> Records from a collection of figures
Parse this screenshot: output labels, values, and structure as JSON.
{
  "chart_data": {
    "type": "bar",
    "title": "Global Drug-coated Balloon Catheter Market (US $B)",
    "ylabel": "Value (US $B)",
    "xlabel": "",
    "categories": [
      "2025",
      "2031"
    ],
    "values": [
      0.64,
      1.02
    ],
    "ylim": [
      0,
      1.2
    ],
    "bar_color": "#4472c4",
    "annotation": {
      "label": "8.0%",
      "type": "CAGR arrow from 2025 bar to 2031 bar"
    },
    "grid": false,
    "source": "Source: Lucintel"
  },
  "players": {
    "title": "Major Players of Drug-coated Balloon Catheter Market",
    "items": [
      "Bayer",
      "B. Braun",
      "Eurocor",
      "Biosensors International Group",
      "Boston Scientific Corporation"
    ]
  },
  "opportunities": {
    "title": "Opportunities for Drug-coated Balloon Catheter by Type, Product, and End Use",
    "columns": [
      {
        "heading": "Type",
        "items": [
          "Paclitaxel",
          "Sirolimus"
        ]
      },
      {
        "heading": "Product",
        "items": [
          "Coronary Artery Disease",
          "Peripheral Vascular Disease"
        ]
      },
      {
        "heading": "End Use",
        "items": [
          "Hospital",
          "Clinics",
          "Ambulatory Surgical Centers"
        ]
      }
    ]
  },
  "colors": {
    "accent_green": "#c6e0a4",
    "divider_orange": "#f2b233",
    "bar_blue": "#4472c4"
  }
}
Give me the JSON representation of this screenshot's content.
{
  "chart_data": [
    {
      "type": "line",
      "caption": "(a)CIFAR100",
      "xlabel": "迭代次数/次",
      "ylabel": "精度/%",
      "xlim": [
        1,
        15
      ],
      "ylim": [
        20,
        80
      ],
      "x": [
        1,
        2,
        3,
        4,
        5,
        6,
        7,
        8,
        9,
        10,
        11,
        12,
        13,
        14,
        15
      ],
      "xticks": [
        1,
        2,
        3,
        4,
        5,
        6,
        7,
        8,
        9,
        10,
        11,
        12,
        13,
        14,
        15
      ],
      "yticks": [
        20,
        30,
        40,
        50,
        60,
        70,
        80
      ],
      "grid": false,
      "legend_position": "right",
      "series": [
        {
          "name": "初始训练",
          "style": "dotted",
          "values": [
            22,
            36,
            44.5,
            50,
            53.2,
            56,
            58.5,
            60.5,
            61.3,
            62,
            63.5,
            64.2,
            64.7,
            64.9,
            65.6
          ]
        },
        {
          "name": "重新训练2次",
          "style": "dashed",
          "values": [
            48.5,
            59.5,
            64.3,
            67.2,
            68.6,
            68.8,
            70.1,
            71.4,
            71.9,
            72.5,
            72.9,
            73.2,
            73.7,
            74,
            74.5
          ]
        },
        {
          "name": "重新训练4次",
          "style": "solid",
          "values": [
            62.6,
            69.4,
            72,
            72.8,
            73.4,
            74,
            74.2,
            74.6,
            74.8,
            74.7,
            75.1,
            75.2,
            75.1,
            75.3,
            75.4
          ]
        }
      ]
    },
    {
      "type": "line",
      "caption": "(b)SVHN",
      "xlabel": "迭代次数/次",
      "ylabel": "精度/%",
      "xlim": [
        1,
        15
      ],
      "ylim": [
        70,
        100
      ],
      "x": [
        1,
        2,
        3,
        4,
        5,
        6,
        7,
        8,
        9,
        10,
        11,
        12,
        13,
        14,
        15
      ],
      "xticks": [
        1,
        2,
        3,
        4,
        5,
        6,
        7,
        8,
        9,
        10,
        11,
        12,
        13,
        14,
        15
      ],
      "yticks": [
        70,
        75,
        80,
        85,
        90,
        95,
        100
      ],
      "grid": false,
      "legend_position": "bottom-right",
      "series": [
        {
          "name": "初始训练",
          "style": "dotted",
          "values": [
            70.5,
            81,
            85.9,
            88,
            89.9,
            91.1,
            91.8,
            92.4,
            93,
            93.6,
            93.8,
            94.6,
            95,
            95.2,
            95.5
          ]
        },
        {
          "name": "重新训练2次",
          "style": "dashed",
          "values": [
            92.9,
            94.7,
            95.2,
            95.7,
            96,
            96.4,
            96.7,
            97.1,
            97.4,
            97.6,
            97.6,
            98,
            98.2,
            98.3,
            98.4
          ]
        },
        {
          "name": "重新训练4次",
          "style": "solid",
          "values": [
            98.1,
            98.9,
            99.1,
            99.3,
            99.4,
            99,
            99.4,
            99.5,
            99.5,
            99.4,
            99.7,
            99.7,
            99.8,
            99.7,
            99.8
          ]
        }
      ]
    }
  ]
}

> TASK DESCRIPTION
Which lines hold the word "Disease"? Copy every one of them.

> PROBLEM SOLUTION
          "Coronary Artery Disease",
          "Peripheral Vascular Disease"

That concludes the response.